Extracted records
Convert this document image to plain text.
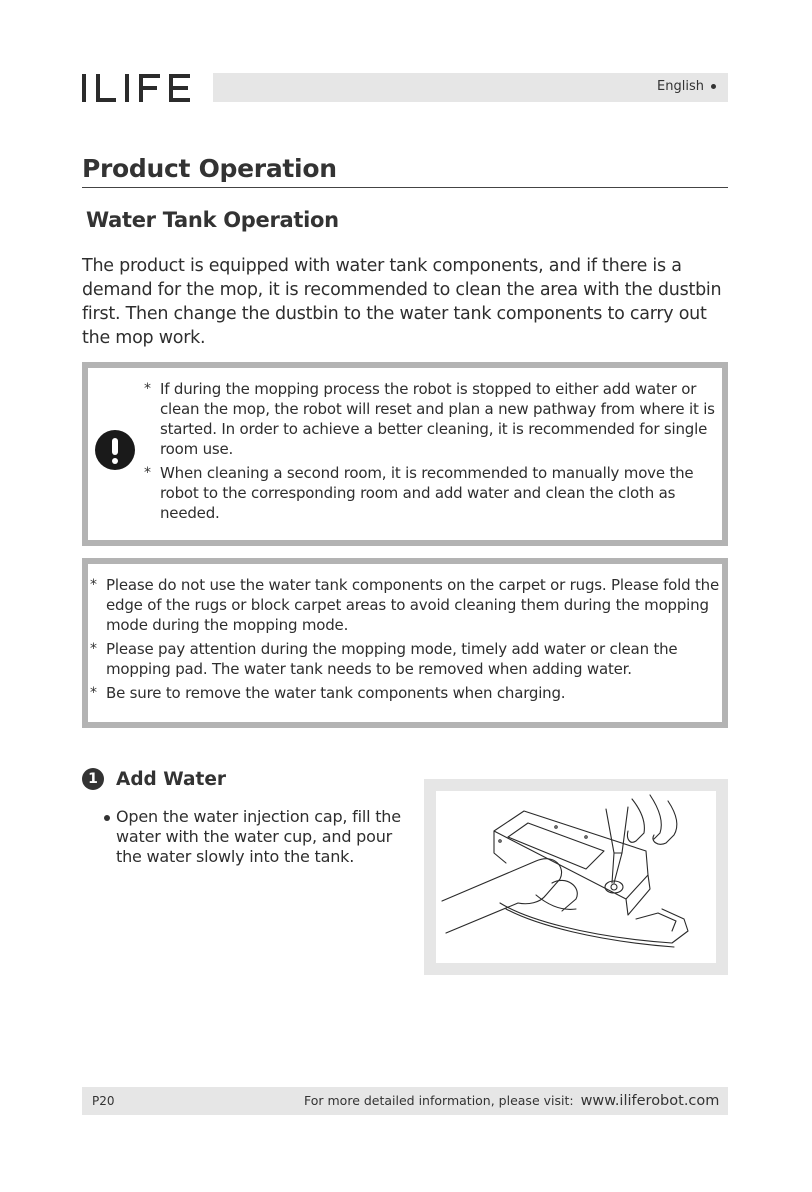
English
Product Operation
Water Tank Operation

The product is equipped with water tank components, and if there is a demand for the mop, it is recommended to clean the area with the dustbin first. Then change the dustbin to the water tank components to carry out the mop work.

* If during the mopping process the robot is stopped to either add water or clean the mop, the robot will reset and plan a new pathway from where it is started. In order to achieve a better cleaning, it is recommended for single room use.
* When cleaning a second room, it is recommended to manually move the robot to the corresponding room and add water and clean the cloth as needed.
* Please do not use the water tank components on the carpet or rugs. Please fold the edge of the rugs or block carpet areas to avoid cleaning them during the mopping mode during the mopping mode.
* Please pay attention during the mopping mode, timely add water or clean the mopping pad. The water tank needs to be removed when adding water.
* Be sure to remove the water tank components when charging.
1 Add Water
Open the water injection cap, fill the water with the water cup, and pour the water slowly into the tank.
P20	For more detailed information, please visit: www.iliferobot.com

Task prompt →
Exclude the images, then output the data above word for word.

Written response →
Convert this document image to plain text.
English
Product Operation
Water Tank Operation

The product is equipped with water tank components, and if there is a demand for the mop, it is recommended to clean the area with the dustbin first. Then change the dustbin to the water tank components to carry out the mop work.

* If during the mopping process the robot is stopped to either add water or clean the mop, the robot will reset and plan a new pathway from where it is started. In order to achieve a better cleaning, it is recommended for single room use.
* When cleaning a second room, it is recommended to manually move the robot to the corresponding room and add water and clean the cloth as needed.
* Please do not use the water tank components on the carpet or rugs. Please fold the edge of the rugs or block carpet areas to avoid cleaning them during the mopping mode during the mopping mode.
* Please pay attention during the mopping mode, timely add water or clean the mopping pad. The water tank needs to be removed when adding water.
* Be sure to remove the water tank components when charging.
1 Add Water
Open the water injection cap, fill the water with the water cup, and pour the water slowly into the tank.
P20	For more detailed information, please visit: www.iliferobot.com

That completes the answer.